Data supplied –
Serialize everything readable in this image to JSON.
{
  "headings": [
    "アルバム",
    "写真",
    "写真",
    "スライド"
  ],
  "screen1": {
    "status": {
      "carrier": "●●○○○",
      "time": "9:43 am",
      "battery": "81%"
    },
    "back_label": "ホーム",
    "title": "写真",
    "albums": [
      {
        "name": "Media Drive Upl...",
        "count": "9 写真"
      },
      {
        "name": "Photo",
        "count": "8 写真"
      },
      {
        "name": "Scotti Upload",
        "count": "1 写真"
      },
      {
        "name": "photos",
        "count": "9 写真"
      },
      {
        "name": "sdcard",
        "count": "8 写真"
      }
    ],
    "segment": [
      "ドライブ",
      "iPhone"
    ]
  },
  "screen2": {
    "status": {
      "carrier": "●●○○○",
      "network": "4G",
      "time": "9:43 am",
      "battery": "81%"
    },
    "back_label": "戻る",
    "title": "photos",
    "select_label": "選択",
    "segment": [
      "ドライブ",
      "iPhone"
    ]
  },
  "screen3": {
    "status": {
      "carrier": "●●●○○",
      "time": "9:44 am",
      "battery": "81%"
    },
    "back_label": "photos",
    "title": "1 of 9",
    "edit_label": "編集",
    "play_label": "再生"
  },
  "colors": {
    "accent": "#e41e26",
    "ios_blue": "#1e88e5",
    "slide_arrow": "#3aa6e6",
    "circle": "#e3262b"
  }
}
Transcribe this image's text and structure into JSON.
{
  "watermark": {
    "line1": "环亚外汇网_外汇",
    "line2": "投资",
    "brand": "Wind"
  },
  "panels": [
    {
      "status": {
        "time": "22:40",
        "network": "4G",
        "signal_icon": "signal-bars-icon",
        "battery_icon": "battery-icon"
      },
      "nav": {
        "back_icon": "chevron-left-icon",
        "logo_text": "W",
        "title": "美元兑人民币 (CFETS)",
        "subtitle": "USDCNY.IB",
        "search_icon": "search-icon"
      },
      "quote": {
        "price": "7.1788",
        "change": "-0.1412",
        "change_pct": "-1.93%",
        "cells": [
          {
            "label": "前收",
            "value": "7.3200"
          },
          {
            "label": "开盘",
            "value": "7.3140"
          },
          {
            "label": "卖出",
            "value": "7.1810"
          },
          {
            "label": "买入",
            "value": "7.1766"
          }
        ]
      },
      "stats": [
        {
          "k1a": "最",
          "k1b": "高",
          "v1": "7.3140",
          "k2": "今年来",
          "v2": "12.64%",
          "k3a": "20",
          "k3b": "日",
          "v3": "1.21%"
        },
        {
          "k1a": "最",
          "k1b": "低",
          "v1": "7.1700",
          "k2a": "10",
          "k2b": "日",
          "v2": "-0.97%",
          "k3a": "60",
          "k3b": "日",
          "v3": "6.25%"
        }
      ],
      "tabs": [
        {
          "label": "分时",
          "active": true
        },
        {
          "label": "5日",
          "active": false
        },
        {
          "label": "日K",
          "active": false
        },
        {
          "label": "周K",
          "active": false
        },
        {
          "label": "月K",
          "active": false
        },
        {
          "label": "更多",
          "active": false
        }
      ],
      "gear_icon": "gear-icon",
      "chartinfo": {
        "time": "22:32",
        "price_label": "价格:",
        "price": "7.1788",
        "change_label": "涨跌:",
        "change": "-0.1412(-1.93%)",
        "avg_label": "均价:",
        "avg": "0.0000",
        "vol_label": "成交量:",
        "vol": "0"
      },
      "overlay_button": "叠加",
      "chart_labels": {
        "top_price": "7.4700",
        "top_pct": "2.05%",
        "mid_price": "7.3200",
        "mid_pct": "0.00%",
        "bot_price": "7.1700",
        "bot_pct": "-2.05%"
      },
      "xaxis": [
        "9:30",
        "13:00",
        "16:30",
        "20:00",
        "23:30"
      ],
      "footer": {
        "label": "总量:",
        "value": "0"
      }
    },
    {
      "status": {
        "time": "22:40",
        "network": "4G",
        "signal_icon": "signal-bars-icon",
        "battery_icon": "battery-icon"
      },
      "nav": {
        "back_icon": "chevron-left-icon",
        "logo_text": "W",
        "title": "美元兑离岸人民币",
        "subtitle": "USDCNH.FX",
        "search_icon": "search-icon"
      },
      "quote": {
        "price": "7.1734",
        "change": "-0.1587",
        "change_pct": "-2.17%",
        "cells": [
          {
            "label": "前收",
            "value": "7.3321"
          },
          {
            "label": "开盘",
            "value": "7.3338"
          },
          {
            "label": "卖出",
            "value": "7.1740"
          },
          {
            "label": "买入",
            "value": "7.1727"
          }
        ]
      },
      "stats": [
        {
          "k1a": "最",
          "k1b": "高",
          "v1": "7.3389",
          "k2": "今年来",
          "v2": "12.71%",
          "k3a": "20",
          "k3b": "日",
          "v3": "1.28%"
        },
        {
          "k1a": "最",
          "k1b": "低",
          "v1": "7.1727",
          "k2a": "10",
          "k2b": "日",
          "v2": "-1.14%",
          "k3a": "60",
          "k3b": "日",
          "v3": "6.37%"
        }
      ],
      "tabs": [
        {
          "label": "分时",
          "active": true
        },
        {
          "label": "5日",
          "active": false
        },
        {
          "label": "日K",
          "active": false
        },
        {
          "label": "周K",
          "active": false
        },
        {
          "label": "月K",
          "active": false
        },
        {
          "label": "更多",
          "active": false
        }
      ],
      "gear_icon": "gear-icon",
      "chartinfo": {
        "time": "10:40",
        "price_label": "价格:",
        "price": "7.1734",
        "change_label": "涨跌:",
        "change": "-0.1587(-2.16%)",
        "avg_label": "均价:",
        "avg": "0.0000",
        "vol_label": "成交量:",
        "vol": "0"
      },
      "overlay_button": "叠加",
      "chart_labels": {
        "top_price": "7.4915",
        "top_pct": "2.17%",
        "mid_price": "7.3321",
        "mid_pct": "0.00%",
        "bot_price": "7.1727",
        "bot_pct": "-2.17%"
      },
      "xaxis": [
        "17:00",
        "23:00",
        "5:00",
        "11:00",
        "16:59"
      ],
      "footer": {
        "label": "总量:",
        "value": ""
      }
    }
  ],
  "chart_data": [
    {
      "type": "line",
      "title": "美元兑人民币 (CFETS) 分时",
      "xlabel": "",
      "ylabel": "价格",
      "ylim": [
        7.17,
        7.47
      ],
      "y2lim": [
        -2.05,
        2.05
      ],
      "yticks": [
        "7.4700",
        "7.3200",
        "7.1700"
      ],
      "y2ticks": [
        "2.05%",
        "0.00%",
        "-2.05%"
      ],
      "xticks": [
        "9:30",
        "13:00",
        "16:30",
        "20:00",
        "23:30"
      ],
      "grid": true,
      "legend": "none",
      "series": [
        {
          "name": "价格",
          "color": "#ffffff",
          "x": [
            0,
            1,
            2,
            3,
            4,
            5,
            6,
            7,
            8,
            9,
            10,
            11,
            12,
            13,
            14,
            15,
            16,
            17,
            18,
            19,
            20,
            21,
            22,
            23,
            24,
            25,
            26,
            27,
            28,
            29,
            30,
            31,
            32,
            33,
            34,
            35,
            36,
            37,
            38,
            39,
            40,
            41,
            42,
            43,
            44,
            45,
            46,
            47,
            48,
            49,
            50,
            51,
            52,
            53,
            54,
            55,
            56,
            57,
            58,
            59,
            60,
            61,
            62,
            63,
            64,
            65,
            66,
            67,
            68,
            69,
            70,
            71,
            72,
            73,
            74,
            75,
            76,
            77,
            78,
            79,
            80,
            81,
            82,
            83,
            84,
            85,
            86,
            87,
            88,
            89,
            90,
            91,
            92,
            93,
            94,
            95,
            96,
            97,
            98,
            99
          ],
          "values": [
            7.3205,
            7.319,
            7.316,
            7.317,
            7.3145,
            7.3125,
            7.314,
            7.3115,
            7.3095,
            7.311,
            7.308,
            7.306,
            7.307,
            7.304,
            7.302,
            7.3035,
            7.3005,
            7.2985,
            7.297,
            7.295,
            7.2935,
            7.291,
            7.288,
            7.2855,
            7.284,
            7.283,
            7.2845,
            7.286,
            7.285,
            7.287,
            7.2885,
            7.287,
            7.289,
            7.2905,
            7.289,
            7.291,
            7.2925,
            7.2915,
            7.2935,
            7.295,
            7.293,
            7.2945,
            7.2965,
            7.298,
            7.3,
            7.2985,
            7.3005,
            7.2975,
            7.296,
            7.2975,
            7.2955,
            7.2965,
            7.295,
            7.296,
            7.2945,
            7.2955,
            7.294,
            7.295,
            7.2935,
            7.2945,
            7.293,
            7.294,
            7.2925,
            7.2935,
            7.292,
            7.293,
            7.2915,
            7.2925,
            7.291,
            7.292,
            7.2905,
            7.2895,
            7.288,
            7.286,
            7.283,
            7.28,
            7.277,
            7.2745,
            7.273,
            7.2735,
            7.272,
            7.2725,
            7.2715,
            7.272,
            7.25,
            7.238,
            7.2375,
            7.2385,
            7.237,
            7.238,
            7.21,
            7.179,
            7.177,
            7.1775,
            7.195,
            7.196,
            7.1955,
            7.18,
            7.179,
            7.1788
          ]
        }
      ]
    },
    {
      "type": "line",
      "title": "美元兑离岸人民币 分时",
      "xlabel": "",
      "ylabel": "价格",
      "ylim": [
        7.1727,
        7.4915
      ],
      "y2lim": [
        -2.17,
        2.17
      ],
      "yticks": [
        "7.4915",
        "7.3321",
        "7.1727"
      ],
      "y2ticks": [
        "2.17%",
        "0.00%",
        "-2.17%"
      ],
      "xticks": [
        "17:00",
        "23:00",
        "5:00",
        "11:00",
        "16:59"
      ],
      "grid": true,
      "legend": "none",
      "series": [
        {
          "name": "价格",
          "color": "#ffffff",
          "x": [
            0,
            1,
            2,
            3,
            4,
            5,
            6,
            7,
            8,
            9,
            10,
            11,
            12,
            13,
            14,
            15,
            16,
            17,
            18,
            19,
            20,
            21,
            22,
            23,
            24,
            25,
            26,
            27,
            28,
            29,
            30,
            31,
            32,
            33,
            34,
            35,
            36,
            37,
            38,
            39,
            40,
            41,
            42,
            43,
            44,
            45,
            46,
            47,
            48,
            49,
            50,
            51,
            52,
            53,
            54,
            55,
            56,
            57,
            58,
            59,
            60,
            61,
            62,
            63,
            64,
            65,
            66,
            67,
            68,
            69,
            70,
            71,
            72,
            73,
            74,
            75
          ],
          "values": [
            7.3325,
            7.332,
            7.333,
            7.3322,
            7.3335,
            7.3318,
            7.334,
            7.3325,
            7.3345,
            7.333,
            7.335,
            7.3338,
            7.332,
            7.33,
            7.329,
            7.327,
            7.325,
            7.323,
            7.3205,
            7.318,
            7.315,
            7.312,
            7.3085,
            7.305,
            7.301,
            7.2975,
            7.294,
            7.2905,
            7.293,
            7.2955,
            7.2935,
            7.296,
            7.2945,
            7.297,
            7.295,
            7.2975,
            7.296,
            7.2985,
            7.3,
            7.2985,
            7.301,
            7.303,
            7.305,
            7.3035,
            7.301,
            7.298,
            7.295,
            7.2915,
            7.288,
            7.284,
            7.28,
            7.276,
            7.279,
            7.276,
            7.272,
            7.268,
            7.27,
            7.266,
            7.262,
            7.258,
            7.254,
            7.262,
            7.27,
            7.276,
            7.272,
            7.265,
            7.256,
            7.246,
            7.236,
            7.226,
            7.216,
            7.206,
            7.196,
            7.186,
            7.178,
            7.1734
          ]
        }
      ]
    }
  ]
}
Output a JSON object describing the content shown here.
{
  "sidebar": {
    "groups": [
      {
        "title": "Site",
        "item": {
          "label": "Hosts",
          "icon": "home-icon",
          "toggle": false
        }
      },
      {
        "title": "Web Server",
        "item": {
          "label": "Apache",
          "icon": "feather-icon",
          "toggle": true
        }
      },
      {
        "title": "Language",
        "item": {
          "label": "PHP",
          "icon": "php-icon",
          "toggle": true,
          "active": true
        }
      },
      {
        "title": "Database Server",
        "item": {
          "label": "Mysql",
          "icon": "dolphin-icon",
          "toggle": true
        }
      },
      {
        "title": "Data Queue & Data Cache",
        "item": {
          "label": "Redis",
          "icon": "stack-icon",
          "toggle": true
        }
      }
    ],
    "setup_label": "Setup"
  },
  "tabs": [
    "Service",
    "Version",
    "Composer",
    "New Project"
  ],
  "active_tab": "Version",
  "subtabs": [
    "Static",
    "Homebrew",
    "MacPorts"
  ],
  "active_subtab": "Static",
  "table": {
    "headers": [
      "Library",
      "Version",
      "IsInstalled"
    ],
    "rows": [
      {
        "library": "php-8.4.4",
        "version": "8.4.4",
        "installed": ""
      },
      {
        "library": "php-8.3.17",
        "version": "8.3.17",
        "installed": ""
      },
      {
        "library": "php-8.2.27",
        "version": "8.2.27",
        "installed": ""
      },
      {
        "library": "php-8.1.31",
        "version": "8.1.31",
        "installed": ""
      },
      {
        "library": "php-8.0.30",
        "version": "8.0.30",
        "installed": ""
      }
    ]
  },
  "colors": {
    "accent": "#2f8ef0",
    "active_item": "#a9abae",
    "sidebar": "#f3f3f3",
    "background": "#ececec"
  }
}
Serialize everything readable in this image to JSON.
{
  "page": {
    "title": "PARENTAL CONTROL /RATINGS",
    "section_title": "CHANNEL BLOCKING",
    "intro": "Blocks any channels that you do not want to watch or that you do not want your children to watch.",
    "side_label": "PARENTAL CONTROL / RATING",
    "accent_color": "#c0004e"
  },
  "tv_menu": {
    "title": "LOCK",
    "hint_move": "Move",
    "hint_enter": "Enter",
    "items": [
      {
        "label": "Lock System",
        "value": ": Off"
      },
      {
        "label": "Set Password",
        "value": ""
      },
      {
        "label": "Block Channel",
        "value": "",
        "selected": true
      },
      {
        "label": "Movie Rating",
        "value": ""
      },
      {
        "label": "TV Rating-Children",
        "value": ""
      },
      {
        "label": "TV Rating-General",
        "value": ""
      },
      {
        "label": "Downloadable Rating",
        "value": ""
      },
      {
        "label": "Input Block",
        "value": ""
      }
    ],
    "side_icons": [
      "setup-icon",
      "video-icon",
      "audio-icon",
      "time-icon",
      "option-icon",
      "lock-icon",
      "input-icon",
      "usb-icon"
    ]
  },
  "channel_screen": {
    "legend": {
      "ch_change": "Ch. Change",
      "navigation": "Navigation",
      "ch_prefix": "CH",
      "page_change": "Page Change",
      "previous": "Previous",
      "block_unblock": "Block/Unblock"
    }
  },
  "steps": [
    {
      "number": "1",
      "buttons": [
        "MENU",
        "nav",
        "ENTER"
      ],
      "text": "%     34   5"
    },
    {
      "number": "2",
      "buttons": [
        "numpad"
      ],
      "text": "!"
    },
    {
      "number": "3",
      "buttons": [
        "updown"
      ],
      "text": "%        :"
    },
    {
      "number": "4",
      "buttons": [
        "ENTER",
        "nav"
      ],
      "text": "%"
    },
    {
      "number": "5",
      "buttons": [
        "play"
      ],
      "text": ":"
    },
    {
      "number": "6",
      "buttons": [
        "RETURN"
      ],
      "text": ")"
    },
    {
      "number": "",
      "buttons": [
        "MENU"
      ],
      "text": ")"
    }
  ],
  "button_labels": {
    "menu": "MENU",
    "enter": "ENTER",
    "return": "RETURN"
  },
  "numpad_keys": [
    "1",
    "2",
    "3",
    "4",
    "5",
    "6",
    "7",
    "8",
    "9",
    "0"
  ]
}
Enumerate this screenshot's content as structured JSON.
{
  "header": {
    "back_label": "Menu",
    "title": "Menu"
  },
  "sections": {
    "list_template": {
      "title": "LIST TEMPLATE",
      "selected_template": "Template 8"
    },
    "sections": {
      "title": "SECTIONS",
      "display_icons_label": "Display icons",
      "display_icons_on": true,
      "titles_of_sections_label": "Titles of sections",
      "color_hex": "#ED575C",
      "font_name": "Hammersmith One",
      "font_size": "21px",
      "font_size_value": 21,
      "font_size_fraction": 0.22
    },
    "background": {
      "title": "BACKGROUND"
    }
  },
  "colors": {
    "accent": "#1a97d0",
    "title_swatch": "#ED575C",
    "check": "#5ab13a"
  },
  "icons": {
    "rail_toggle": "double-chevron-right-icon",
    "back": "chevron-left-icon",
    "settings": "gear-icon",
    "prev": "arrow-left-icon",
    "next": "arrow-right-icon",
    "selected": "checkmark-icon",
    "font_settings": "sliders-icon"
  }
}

Task to carry out –
Report the number of lines of the listing above that hold the string "CFETS", with no other text.

Solved exercise –
2